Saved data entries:
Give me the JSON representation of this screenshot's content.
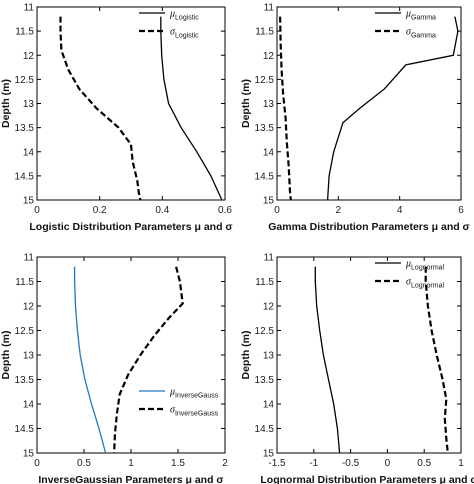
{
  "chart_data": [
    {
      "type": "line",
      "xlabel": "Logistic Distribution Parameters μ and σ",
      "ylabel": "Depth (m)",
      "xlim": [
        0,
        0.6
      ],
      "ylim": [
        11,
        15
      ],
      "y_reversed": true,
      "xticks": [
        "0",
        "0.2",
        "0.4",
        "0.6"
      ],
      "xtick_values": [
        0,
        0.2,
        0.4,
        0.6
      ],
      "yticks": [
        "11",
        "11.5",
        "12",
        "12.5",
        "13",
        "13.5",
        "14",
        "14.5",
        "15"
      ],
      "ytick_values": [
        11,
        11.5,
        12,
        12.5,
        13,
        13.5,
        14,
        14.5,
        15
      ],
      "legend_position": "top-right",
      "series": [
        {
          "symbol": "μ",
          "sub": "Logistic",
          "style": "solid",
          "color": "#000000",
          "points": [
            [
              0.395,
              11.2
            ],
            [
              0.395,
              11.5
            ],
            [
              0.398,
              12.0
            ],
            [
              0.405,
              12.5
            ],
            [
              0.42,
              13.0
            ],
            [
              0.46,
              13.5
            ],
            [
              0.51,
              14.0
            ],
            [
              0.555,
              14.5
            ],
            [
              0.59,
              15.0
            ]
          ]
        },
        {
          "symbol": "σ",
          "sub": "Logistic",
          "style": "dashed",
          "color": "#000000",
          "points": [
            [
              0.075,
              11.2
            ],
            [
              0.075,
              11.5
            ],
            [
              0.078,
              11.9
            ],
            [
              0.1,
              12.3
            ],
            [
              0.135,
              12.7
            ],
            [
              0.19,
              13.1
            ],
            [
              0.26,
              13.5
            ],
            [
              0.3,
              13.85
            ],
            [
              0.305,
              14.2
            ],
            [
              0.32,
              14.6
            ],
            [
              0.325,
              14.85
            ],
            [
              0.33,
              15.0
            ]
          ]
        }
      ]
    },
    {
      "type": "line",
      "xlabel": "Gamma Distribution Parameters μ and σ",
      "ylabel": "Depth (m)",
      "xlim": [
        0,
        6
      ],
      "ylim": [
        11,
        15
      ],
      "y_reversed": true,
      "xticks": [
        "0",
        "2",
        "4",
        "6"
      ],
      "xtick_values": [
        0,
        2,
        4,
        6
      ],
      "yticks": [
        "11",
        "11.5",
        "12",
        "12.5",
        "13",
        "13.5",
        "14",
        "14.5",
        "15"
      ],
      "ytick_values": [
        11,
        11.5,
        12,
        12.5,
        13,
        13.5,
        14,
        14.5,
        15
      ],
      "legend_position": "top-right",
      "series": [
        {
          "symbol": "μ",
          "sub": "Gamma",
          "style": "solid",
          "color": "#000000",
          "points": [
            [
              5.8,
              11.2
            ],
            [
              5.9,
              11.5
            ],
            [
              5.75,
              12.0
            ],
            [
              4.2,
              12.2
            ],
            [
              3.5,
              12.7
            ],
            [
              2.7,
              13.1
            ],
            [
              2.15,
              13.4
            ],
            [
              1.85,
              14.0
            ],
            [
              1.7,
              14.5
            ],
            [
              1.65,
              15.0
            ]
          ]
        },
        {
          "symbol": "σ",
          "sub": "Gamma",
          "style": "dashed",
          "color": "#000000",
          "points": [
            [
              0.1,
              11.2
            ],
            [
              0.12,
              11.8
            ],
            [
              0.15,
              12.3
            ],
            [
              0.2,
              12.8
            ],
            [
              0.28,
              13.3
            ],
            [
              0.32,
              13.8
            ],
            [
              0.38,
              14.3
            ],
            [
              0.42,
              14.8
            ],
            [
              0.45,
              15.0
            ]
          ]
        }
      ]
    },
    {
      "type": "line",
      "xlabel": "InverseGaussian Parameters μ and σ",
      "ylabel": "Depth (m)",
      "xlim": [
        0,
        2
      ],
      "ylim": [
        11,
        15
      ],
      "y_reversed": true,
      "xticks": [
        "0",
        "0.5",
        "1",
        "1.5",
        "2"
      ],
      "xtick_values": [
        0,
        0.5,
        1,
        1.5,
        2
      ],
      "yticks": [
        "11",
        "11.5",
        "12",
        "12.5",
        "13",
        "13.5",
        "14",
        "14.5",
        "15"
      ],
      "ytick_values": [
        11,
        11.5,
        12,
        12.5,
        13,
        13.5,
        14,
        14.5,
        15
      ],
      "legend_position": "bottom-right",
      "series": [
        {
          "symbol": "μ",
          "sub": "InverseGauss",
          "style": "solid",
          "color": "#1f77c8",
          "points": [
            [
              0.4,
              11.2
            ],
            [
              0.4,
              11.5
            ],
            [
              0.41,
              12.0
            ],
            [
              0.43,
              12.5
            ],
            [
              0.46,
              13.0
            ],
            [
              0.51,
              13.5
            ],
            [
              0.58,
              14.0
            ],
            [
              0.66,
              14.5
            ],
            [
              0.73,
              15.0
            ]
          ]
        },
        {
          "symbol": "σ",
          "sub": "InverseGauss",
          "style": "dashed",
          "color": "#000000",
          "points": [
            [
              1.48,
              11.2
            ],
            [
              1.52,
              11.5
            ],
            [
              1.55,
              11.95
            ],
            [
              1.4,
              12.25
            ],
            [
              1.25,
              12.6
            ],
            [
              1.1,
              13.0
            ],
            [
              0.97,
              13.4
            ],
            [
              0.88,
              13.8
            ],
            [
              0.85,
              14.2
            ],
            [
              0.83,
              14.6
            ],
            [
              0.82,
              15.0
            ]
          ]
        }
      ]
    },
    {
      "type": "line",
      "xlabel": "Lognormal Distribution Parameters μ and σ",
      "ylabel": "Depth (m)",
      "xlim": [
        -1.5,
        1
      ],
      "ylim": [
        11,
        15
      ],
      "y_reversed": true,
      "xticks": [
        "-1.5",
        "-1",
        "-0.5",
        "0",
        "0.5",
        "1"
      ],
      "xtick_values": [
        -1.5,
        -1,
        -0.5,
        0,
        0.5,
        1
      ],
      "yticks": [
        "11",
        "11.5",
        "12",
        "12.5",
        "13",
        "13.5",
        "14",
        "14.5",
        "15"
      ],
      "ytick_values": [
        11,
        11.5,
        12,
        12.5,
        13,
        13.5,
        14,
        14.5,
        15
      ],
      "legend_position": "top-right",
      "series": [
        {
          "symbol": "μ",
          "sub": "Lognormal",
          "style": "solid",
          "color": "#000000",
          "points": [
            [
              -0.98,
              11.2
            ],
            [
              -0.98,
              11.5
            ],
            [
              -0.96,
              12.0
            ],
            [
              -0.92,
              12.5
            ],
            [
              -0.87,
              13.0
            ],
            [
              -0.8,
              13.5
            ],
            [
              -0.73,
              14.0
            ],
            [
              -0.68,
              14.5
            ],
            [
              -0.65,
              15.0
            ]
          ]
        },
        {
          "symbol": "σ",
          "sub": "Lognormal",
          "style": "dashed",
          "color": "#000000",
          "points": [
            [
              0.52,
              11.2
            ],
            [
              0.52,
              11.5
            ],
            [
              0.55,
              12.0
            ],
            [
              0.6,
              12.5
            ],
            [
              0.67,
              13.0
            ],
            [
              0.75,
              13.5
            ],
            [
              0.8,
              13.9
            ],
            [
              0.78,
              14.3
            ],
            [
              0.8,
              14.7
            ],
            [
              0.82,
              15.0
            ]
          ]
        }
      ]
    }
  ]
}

▶ GOAL
Copy each line of the records precisely and drop any images they hold.

▶ EXPECTED OUTPUT
Give me the JSON representation of this screenshot's content.
{
  "chart_data": [
    {
      "type": "line",
      "xlabel": "Logistic Distribution Parameters μ and σ",
      "ylabel": "Depth (m)",
      "xlim": [
        0,
        0.6
      ],
      "ylim": [
        11,
        15
      ],
      "y_reversed": true,
      "xticks": [
        "0",
        "0.2",
        "0.4",
        "0.6"
      ],
      "xtick_values": [
        0,
        0.2,
        0.4,
        0.6
      ],
      "yticks": [
        "11",
        "11.5",
        "12",
        "12.5",
        "13",
        "13.5",
        "14",
        "14.5",
        "15"
      ],
      "ytick_values": [
        11,
        11.5,
        12,
        12.5,
        13,
        13.5,
        14,
        14.5,
        15
      ],
      "legend_position": "top-right",
      "series": [
        {
          "symbol": "μ",
          "sub": "Logistic",
          "style": "solid",
          "color": "#000000",
          "points": [
            [
              0.395,
              11.2
            ],
            [
              0.395,
              11.5
            ],
            [
              0.398,
              12.0
            ],
            [
              0.405,
              12.5
            ],
            [
              0.42,
              13.0
            ],
            [
              0.46,
              13.5
            ],
            [
              0.51,
              14.0
            ],
            [
              0.555,
              14.5
            ],
            [
              0.59,
              15.0
            ]
          ]
        },
        {
          "symbol": "σ",
          "sub": "Logistic",
          "style": "dashed",
          "color": "#000000",
          "points": [
            [
              0.075,
              11.2
            ],
            [
              0.075,
              11.5
            ],
            [
              0.078,
              11.9
            ],
            [
              0.1,
              12.3
            ],
            [
              0.135,
              12.7
            ],
            [
              0.19,
              13.1
            ],
            [
              0.26,
              13.5
            ],
            [
              0.3,
              13.85
            ],
            [
              0.305,
              14.2
            ],
            [
              0.32,
              14.6
            ],
            [
              0.325,
              14.85
            ],
            [
              0.33,
              15.0
            ]
          ]
        }
      ]
    },
    {
      "type": "line",
      "xlabel": "Gamma Distribution Parameters μ and σ",
      "ylabel": "Depth (m)",
      "xlim": [
        0,
        6
      ],
      "ylim": [
        11,
        15
      ],
      "y_reversed": true,
      "xticks": [
        "0",
        "2",
        "4",
        "6"
      ],
      "xtick_values": [
        0,
        2,
        4,
        6
      ],
      "yticks": [
        "11",
        "11.5",
        "12",
        "12.5",
        "13",
        "13.5",
        "14",
        "14.5",
        "15"
      ],
      "ytick_values": [
        11,
        11.5,
        12,
        12.5,
        13,
        13.5,
        14,
        14.5,
        15
      ],
      "legend_position": "top-right",
      "series": [
        {
          "symbol": "μ",
          "sub": "Gamma",
          "style": "solid",
          "color": "#000000",
          "points": [
            [
              5.8,
              11.2
            ],
            [
              5.9,
              11.5
            ],
            [
              5.75,
              12.0
            ],
            [
              4.2,
              12.2
            ],
            [
              3.5,
              12.7
            ],
            [
              2.7,
              13.1
            ],
            [
              2.15,
              13.4
            ],
            [
              1.85,
              14.0
            ],
            [
              1.7,
              14.5
            ],
            [
              1.65,
              15.0
            ]
          ]
        },
        {
          "symbol": "σ",
          "sub": "Gamma",
          "style": "dashed",
          "color": "#000000",
          "points": [
            [
              0.1,
              11.2
            ],
            [
              0.12,
              11.8
            ],
            [
              0.15,
              12.3
            ],
            [
              0.2,
              12.8
            ],
            [
              0.28,
              13.3
            ],
            [
              0.32,
              13.8
            ],
            [
              0.38,
              14.3
            ],
            [
              0.42,
              14.8
            ],
            [
              0.45,
              15.0
            ]
          ]
        }
      ]
    },
    {
      "type": "line",
      "xlabel": "InverseGaussian Parameters μ and σ",
      "ylabel": "Depth (m)",
      "xlim": [
        0,
        2
      ],
      "ylim": [
        11,
        15
      ],
      "y_reversed": true,
      "xticks": [
        "0",
        "0.5",
        "1",
        "1.5",
        "2"
      ],
      "xtick_values": [
        0,
        0.5,
        1,
        1.5,
        2
      ],
      "yticks": [
        "11",
        "11.5",
        "12",
        "12.5",
        "13",
        "13.5",
        "14",
        "14.5",
        "15"
      ],
      "ytick_values": [
        11,
        11.5,
        12,
        12.5,
        13,
        13.5,
        14,
        14.5,
        15
      ],
      "legend_position": "bottom-right",
      "series": [
        {
          "symbol": "μ",
          "sub": "InverseGauss",
          "style": "solid",
          "color": "#1f77c8",
          "points": [
            [
              0.4,
              11.2
            ],
            [
              0.4,
              11.5
            ],
            [
              0.41,
              12.0
            ],
            [
              0.43,
              12.5
            ],
            [
              0.46,
              13.0
            ],
            [
              0.51,
              13.5
            ],
            [
              0.58,
              14.0
            ],
            [
              0.66,
              14.5
            ],
            [
              0.73,
              15.0
            ]
          ]
        },
        {
          "symbol": "σ",
          "sub": "InverseGauss",
          "style": "dashed",
          "color": "#000000",
          "points": [
            [
              1.48,
              11.2
            ],
            [
              1.52,
              11.5
            ],
            [
              1.55,
              11.95
            ],
            [
              1.4,
              12.25
            ],
            [
              1.25,
              12.6
            ],
            [
              1.1,
              13.0
            ],
            [
              0.97,
              13.4
            ],
            [
              0.88,
              13.8
            ],
            [
              0.85,
              14.2
            ],
            [
              0.83,
              14.6
            ],
            [
              0.82,
              15.0
            ]
          ]
        }
      ]
    },
    {
      "type": "line",
      "xlabel": "Lognormal Distribution Parameters μ and σ",
      "ylabel": "Depth (m)",
      "xlim": [
        -1.5,
        1
      ],
      "ylim": [
        11,
        15
      ],
      "y_reversed": true,
      "xticks": [
        "-1.5",
        "-1",
        "-0.5",
        "0",
        "0.5",
        "1"
      ],
      "xtick_values": [
        -1.5,
        -1,
        -0.5,
        0,
        0.5,
        1
      ],
      "yticks": [
        "11",
        "11.5",
        "12",
        "12.5",
        "13",
        "13.5",
        "14",
        "14.5",
        "15"
      ],
      "ytick_values": [
        11,
        11.5,
        12,
        12.5,
        13,
        13.5,
        14,
        14.5,
        15
      ],
      "legend_position": "top-right",
      "series": [
        {
          "symbol": "μ",
          "sub": "Lognormal",
          "style": "solid",
          "color": "#000000",
          "points": [
            [
              -0.98,
              11.2
            ],
            [
              -0.98,
              11.5
            ],
            [
              -0.96,
              12.0
            ],
            [
              -0.92,
              12.5
            ],
            [
              -0.87,
              13.0
            ],
            [
              -0.8,
              13.5
            ],
            [
              -0.73,
              14.0
            ],
            [
              -0.68,
              14.5
            ],
            [
              -0.65,
              15.0
            ]
          ]
        },
        {
          "symbol": "σ",
          "sub": "Lognormal",
          "style": "dashed",
          "color": "#000000",
          "points": [
            [
              0.52,
              11.2
            ],
            [
              0.52,
              11.5
            ],
            [
              0.55,
              12.0
            ],
            [
              0.6,
              12.5
            ],
            [
              0.67,
              13.0
            ],
            [
              0.75,
              13.5
            ],
            [
              0.8,
              13.9
            ],
            [
              0.78,
              14.3
            ],
            [
              0.8,
              14.7
            ],
            [
              0.82,
              15.0
            ]
          ]
        }
      ]
    }
  ]
}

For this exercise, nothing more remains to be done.